• [Exercise requirements] Search the material below for the string "LENGTH" and list each line that holds it.

━━━━━ Provided data

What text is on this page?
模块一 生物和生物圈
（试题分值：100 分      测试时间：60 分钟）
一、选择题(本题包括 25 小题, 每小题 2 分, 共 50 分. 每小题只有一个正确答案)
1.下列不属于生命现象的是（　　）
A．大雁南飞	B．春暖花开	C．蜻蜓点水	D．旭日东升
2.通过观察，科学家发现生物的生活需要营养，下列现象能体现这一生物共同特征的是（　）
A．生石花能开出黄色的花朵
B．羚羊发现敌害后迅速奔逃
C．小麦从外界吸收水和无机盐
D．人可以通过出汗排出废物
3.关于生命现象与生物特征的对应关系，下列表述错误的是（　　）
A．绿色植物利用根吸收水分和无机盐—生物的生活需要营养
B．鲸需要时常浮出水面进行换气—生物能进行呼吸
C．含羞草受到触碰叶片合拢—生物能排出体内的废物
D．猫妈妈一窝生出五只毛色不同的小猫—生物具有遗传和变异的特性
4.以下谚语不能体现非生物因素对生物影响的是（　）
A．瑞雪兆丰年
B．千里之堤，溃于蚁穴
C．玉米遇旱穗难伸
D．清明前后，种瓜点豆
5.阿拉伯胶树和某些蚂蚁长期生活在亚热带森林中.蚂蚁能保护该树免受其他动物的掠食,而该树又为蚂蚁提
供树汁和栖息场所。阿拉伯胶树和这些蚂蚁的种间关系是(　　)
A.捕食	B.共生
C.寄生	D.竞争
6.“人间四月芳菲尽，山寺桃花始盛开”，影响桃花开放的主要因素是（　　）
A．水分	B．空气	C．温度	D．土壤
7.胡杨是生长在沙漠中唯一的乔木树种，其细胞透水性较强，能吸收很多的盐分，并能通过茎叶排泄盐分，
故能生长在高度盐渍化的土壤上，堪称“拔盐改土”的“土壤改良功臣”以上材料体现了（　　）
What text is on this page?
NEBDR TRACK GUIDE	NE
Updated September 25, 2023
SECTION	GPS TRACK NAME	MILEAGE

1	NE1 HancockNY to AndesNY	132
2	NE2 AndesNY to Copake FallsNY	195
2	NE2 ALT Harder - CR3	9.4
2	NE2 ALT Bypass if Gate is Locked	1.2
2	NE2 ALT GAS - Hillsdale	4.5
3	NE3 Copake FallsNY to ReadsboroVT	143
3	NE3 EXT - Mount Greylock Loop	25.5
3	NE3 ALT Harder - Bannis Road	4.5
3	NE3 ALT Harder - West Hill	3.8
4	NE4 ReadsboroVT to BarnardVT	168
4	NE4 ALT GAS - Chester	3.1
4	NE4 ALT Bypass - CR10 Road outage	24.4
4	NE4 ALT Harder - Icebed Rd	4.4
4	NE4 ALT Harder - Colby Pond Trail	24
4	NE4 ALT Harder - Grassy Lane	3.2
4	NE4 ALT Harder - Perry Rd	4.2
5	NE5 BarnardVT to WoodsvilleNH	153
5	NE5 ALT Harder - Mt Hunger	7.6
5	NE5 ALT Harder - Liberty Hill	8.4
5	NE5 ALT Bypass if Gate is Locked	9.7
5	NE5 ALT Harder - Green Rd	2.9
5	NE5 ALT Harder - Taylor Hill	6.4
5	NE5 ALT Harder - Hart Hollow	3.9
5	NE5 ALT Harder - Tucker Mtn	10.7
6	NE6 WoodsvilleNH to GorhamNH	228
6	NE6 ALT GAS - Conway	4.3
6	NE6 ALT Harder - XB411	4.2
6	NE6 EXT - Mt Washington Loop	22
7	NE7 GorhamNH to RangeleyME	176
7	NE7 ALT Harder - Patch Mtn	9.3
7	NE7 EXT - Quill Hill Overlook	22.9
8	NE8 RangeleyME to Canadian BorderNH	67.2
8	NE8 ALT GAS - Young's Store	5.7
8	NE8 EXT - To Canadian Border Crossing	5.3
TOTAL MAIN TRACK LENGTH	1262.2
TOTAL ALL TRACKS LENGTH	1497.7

━━━━━━━━━━

• [Finished task]
TOTAL MAIN TRACK LENGTH	1262.2
TOTAL ALL TRACKS LENGTH	1497.7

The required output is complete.